Exercise
Do not include the pictures; repeat the rest of the data exactly.

Data supplied
╭──
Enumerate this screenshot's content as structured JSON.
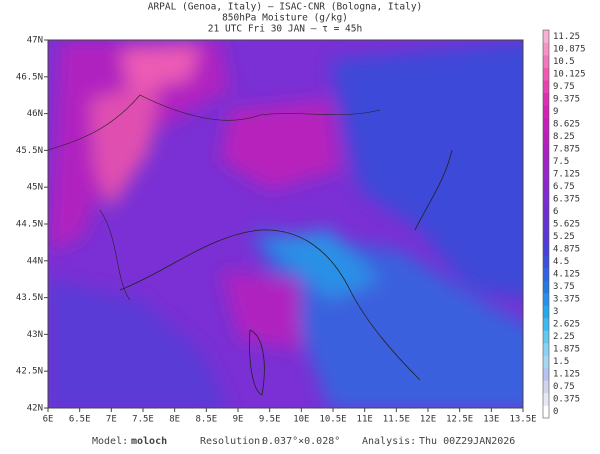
{
  "header": {
    "lines": [
      "ARPAL (Genoa, Italy)  –  ISAC-CNR (Bologna, Italy)",
      "850hPa Moisture (g/kg)",
      "21 UTC Fri 30 JAN  –  τ = 45h"
    ]
  },
  "axes": {
    "x_labels": [
      "6E",
      "6.5E",
      "7E",
      "7.5E",
      "8E",
      "8.5E",
      "9E",
      "9.5E",
      "10E",
      "10.5E",
      "11E",
      "11.5E",
      "12E",
      "12.5E",
      "13E",
      "13.5E"
    ],
    "y_labels": [
      "47N",
      "46.5N",
      "46N",
      "45.5N",
      "45N",
      "44.5N",
      "44N",
      "43.5N",
      "43N",
      "42.5N",
      "42N"
    ]
  },
  "colorbar": {
    "labels": [
      "0",
      "0.375",
      "0.75",
      "1.125",
      "1.5",
      "1.875",
      "2.25",
      "2.625",
      "3",
      "3.375",
      "3.75",
      "4.125",
      "4.5",
      "4.875",
      "5.25",
      "5.625",
      "6",
      "6.375",
      "6.75",
      "7.125",
      "7.5",
      "7.875",
      "8.25",
      "8.625",
      "9",
      "9.375",
      "9.75",
      "10.125",
      "10.5",
      "10.875",
      "11.25"
    ],
    "colors": [
      "#ffffff",
      "#e8e8f0",
      "#d0d4ec",
      "#b8c4f0",
      "#a8d8f0",
      "#8cd0f4",
      "#64c8f0",
      "#40b8f0",
      "#28a8ec",
      "#2890e8",
      "#2878e0",
      "#3064e0",
      "#3c50dc",
      "#4a40d8",
      "#5838d4",
      "#6434d0",
      "#7030d0",
      "#7c2cd0",
      "#8828cc",
      "#9428c8",
      "#a024c4",
      "#ac20c0",
      "#b820bc",
      "#c420b8",
      "#d024b4",
      "#dc30b0",
      "#e444b0",
      "#ec5cb4",
      "#f078bc",
      "#f494c8",
      "#f8b0d4"
    ]
  },
  "footer": {
    "model_label": "Model:",
    "model": "moloch",
    "resolution_label": "Resolution:",
    "resolution": "0.037°×0.028°",
    "analysis_label": "Analysis:",
    "analysis": "Thu 00Z29JAN2026"
  }
}
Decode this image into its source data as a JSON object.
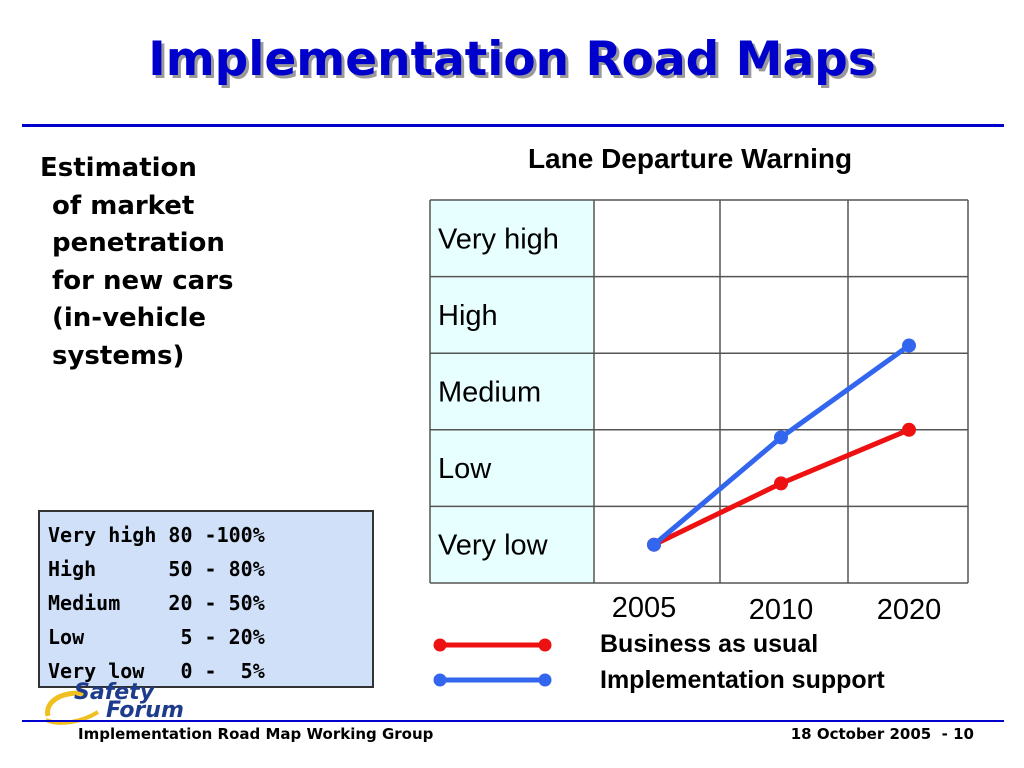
{
  "slide": {
    "title": "Implementation Road Maps",
    "description_lines": [
      "Estimation",
      "of market",
      "penetration",
      "for new cars",
      "(in-vehicle",
      "systems)"
    ],
    "footer_left": "Implementation Road Map Working Group",
    "footer_right": "18 October 2005  - 10",
    "logo_line1": "Safety",
    "logo_line2": "Forum",
    "colors": {
      "title": "#0000cc",
      "rule": "#0000cc",
      "legend_box_bg": "#cfe0f8",
      "row_label_bg": "#e8ffff"
    }
  },
  "scale_legend": {
    "rows": [
      "Very high 80 -100%",
      "High      50 - 80%",
      "Medium    20 - 50%",
      "Low        5 - 20%",
      "Very low   0 -  5%"
    ]
  },
  "chart_data": {
    "type": "line",
    "title": "Lane Departure Warning",
    "categories": [
      "2005",
      "2010",
      "2020"
    ],
    "y_levels": [
      "Very low",
      "Low",
      "Medium",
      "High",
      "Very high"
    ],
    "series": [
      {
        "name": "Business as usual",
        "color": "#ee1111",
        "values": [
          0.5,
          1.3,
          2.0
        ]
      },
      {
        "name": "Implementation support",
        "color": "#3366ee",
        "values": [
          0.5,
          1.9,
          3.1
        ]
      }
    ],
    "grid": true,
    "legend_position": "bottom"
  }
}
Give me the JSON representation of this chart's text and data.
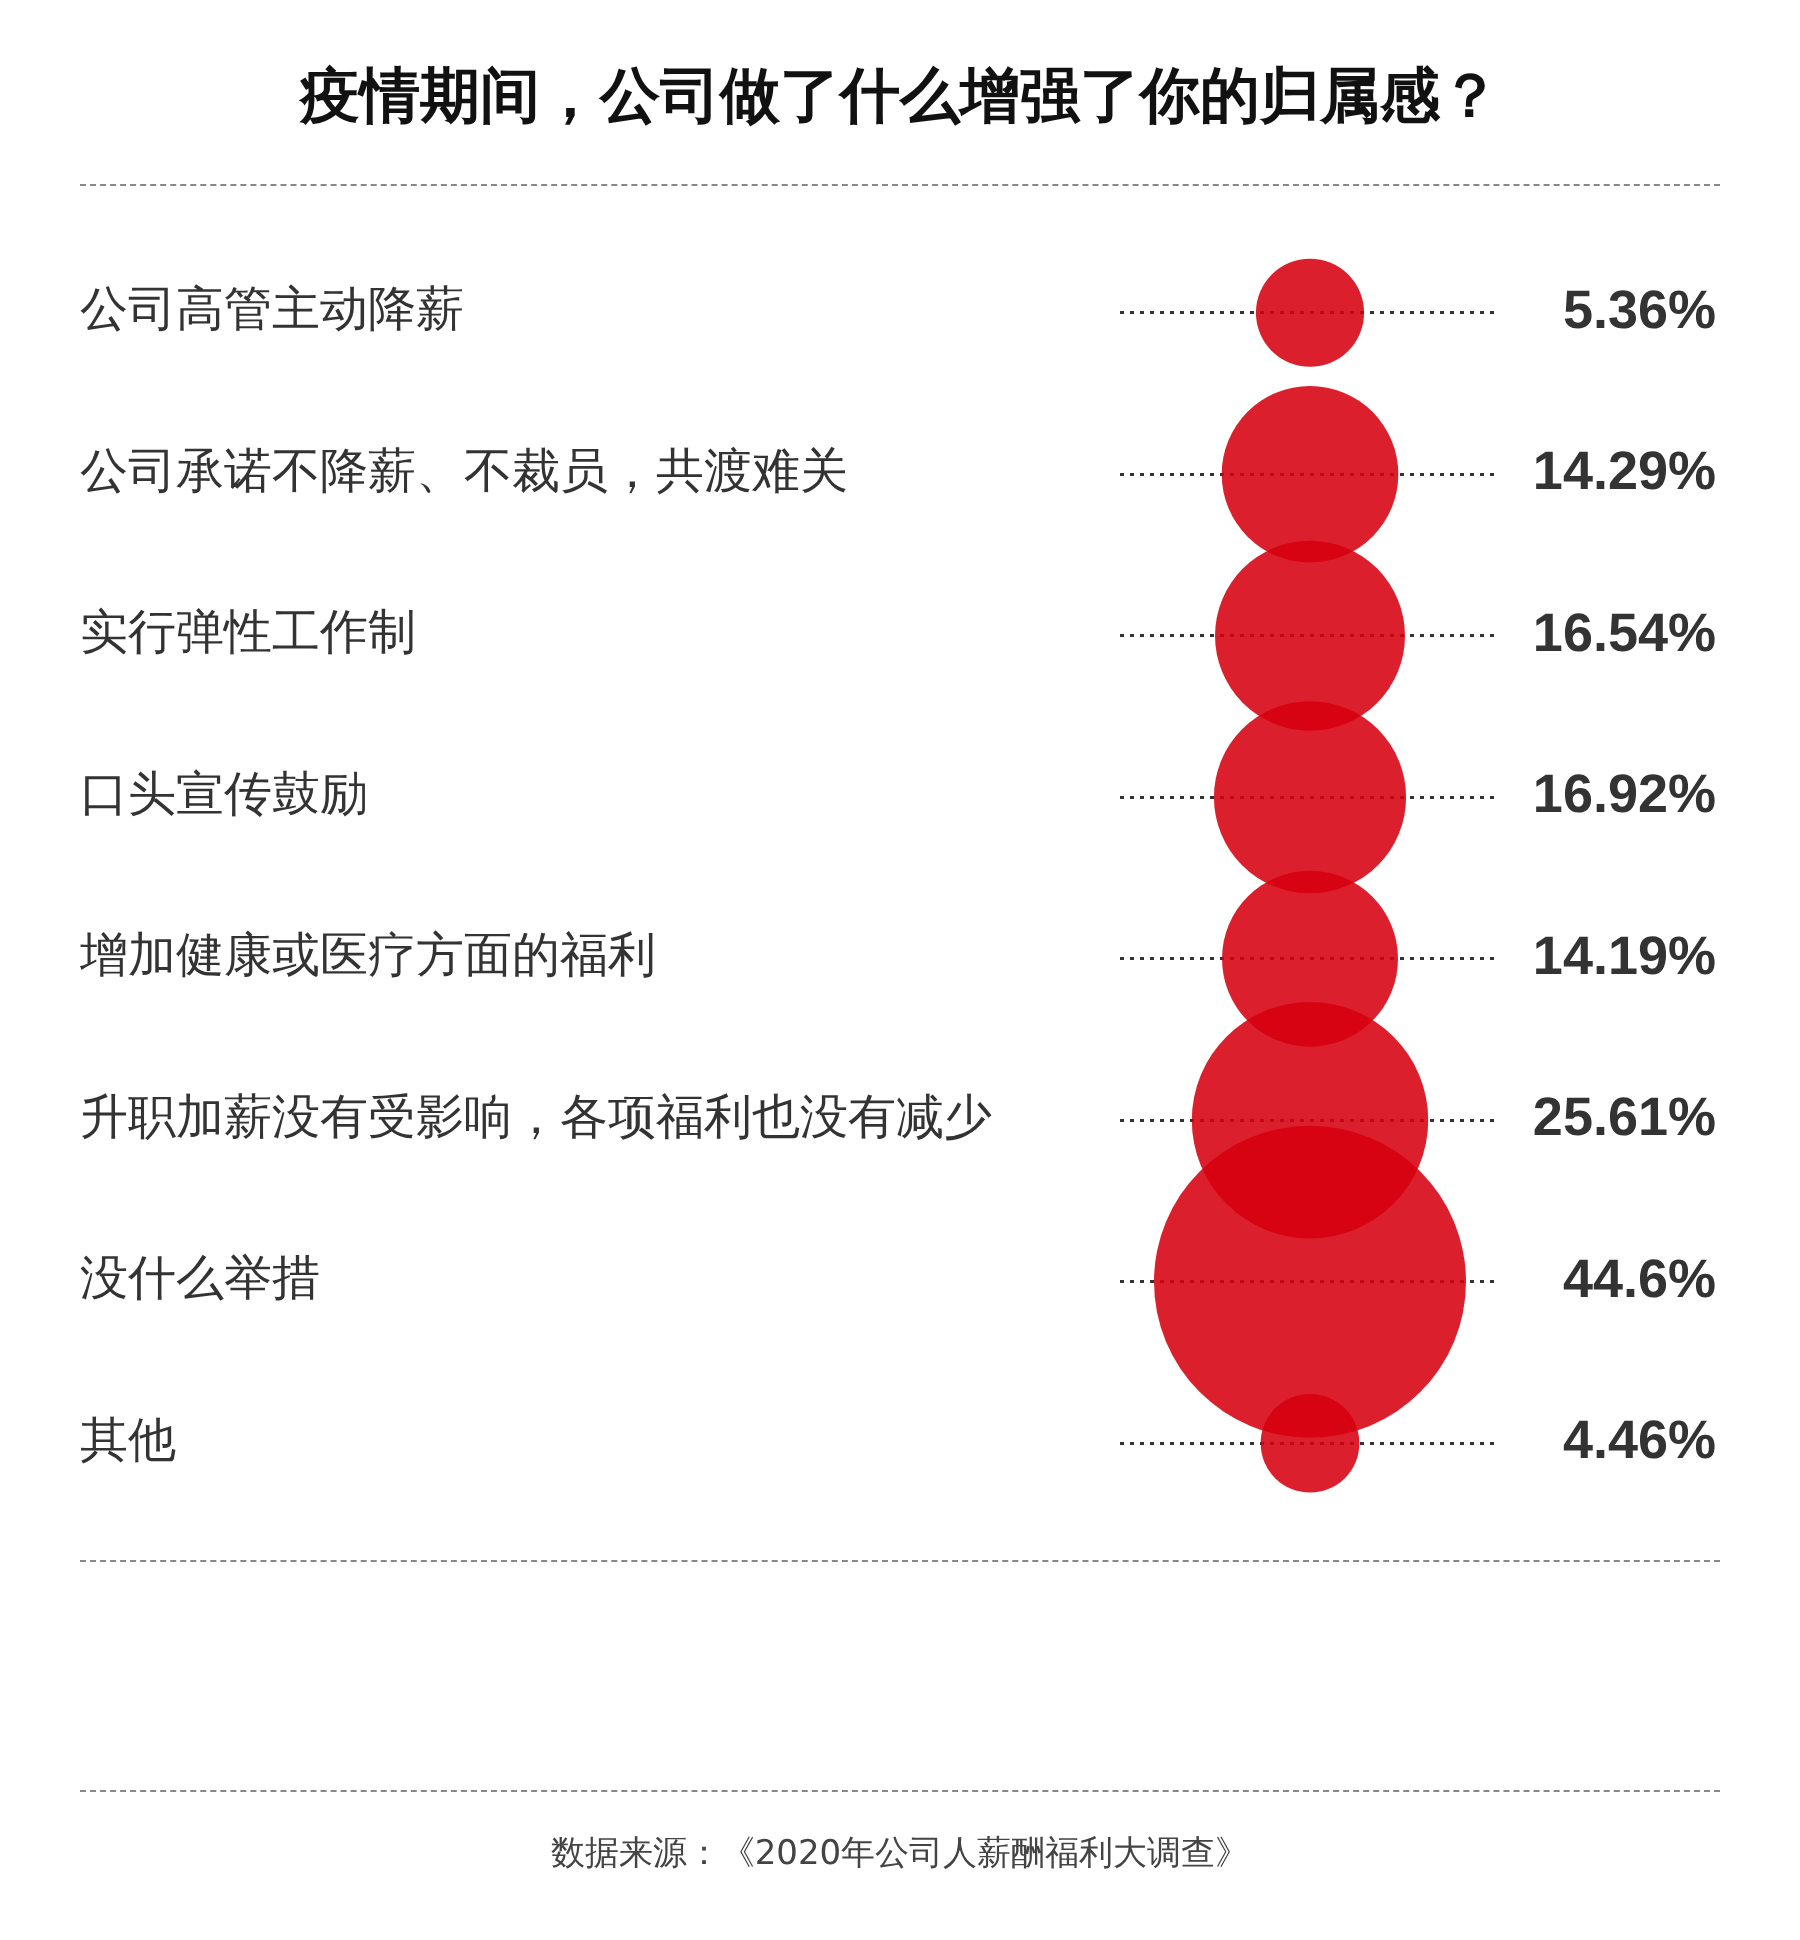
{
  "chart_data": {
    "type": "other",
    "title": "疫情期间，公司做了什么增强了你的归属感？",
    "categories": [
      "公司高管主动降薪",
      "公司承诺不降薪、不裁员，共渡难关",
      "实行弹性工作制",
      "口头宣传鼓励",
      "增加健康或医疗方面的福利",
      "升职加薪没有受影响，各项福利也没有减少",
      "没什么举措",
      "其他"
    ],
    "values": [
      5.36,
      14.29,
      16.54,
      16.92,
      14.19,
      25.61,
      44.6,
      4.46
    ],
    "value_labels": [
      "5.36%",
      "14.29%",
      "16.54%",
      "16.92%",
      "14.19%",
      "25.61%",
      "44.6%",
      "4.46%"
    ],
    "color": "#d7000f",
    "annotations": [
      "数据来源：《2020年公司人薪酬福利大调查》"
    ]
  }
}
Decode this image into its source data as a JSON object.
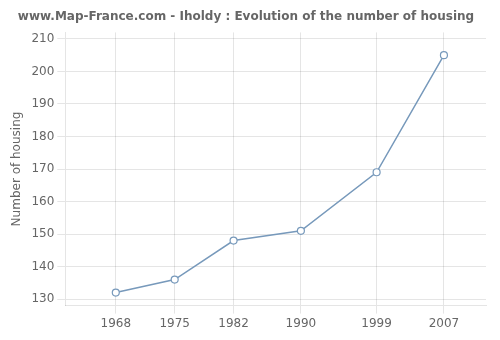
{
  "chart_data": {
    "type": "line",
    "title": "www.Map-France.com - Iholdy : Evolution of the number of housing",
    "ylabel": "Number of housing",
    "x": [
      1968,
      1975,
      1982,
      1990,
      1999,
      2007
    ],
    "values": [
      132,
      136,
      148,
      151,
      169,
      205
    ],
    "color": "#7799bb",
    "marker": "circle",
    "xlim": [
      1962,
      2012
    ],
    "ylim": [
      128,
      212
    ],
    "xticks": [
      1968,
      1975,
      1982,
      1990,
      1999,
      2007
    ],
    "yticks": [
      130,
      140,
      150,
      160,
      170,
      180,
      190,
      200,
      210
    ],
    "grid": true
  }
}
╰──
Result of the exercise
Enumerate this screenshot's content as structured JSON.
{
  "header": {
    "lines": [
      "ARPAL (Genoa, Italy)  –  ISAC-CNR (Bologna, Italy)",
      "850hPa Moisture (g/kg)",
      "21 UTC Fri 30 JAN  –  τ = 45h"
    ]
  },
  "axes": {
    "x_labels": [
      "6E",
      "6.5E",
      "7E",
      "7.5E",
      "8E",
      "8.5E",
      "9E",
      "9.5E",
      "10E",
      "10.5E",
      "11E",
      "11.5E",
      "12E",
      "12.5E",
      "13E",
      "13.5E"
    ],
    "y_labels": [
      "47N",
      "46.5N",
      "46N",
      "45.5N",
      "45N",
      "44.5N",
      "44N",
      "43.5N",
      "43N",
      "42.5N",
      "42N"
    ]
  },
  "colorbar": {
    "labels": [
      "0",
      "0.375",
      "0.75",
      "1.125",
      "1.5",
      "1.875",
      "2.25",
      "2.625",
      "3",
      "3.375",
      "3.75",
      "4.125",
      "4.5",
      "4.875",
      "5.25",
      "5.625",
      "6",
      "6.375",
      "6.75",
      "7.125",
      "7.5",
      "7.875",
      "8.25",
      "8.625",
      "9",
      "9.375",
      "9.75",
      "10.125",
      "10.5",
      "10.875",
      "11.25"
    ],
    "colors": [
      "#ffffff",
      "#e8e8f0",
      "#d0d4ec",
      "#b8c4f0",
      "#a8d8f0",
      "#8cd0f4",
      "#64c8f0",
      "#40b8f0",
      "#28a8ec",
      "#2890e8",
      "#2878e0",
      "#3064e0",
      "#3c50dc",
      "#4a40d8",
      "#5838d4",
      "#6434d0",
      "#7030d0",
      "#7c2cd0",
      "#8828cc",
      "#9428c8",
      "#a024c4",
      "#ac20c0",
      "#b820bc",
      "#c420b8",
      "#d024b4",
      "#dc30b0",
      "#e444b0",
      "#ec5cb4",
      "#f078bc",
      "#f494c8",
      "#f8b0d4"
    ]
  },
  "footer": {
    "model_label": "Model:",
    "model": "moloch",
    "resolution_label": "Resolution:",
    "resolution": "0.037°×0.028°",
    "analysis_label": "Analysis:",
    "analysis": "Thu 00Z29JAN2026"
  }
}
Decode this image into its source data as a JSON object.
{
  "slide": {
    "title": "Implementation Road Maps",
    "description_lines": [
      "Estimation",
      "of market",
      "penetration",
      "for new cars",
      "(in-vehicle",
      "systems)"
    ],
    "footer_left": "Implementation Road Map Working Group",
    "footer_right": "18 October 2005  - 10",
    "logo_line1": "Safety",
    "logo_line2": "Forum",
    "colors": {
      "title": "#0000cc",
      "rule": "#0000cc",
      "legend_box_bg": "#cfe0f8",
      "row_label_bg": "#e8ffff"
    }
  },
  "scale_legend": {
    "rows": [
      "Very high 80 -100%",
      "High      50 - 80%",
      "Medium    20 - 50%",
      "Low        5 - 20%",
      "Very low   0 -  5%"
    ]
  },
  "chart_data": {
    "type": "line",
    "title": "Lane Departure Warning",
    "categories": [
      "2005",
      "2010",
      "2020"
    ],
    "y_levels": [
      "Very low",
      "Low",
      "Medium",
      "High",
      "Very high"
    ],
    "series": [
      {
        "name": "Business as usual",
        "color": "#ee1111",
        "values": [
          0.5,
          1.3,
          2.0
        ]
      },
      {
        "name": "Implementation support",
        "color": "#3366ee",
        "values": [
          0.5,
          1.9,
          3.1
        ]
      }
    ],
    "grid": true,
    "legend_position": "bottom"
  }
}
Give me the JSON representation of this chart's text and data.
{
  "chart_data": {
    "type": "other",
    "title": "疫情期间，公司做了什么增强了你的归属感？",
    "categories": [
      "公司高管主动降薪",
      "公司承诺不降薪、不裁员，共渡难关",
      "实行弹性工作制",
      "口头宣传鼓励",
      "增加健康或医疗方面的福利",
      "升职加薪没有受影响，各项福利也没有减少",
      "没什么举措",
      "其他"
    ],
    "values": [
      5.36,
      14.29,
      16.54,
      16.92,
      14.19,
      25.61,
      44.6,
      4.46
    ],
    "value_labels": [
      "5.36%",
      "14.29%",
      "16.54%",
      "16.92%",
      "14.19%",
      "25.61%",
      "44.6%",
      "4.46%"
    ],
    "color": "#d7000f",
    "annotations": [
      "数据来源：《2020年公司人薪酬福利大调查》"
    ]
  }
}
Decode this image into its source data as a JSON object.
{
  "chart_data": {
    "type": "line",
    "title": "www.Map-France.com - Iholdy : Evolution of the number of housing",
    "ylabel": "Number of housing",
    "x": [
      1968,
      1975,
      1982,
      1990,
      1999,
      2007
    ],
    "values": [
      132,
      136,
      148,
      151,
      169,
      205
    ],
    "color": "#7799bb",
    "marker": "circle",
    "xlim": [
      1962,
      2012
    ],
    "ylim": [
      128,
      212
    ],
    "xticks": [
      1968,
      1975,
      1982,
      1990,
      1999,
      2007
    ],
    "yticks": [
      130,
      140,
      150,
      160,
      170,
      180,
      190,
      200,
      210
    ],
    "grid": true
  }
}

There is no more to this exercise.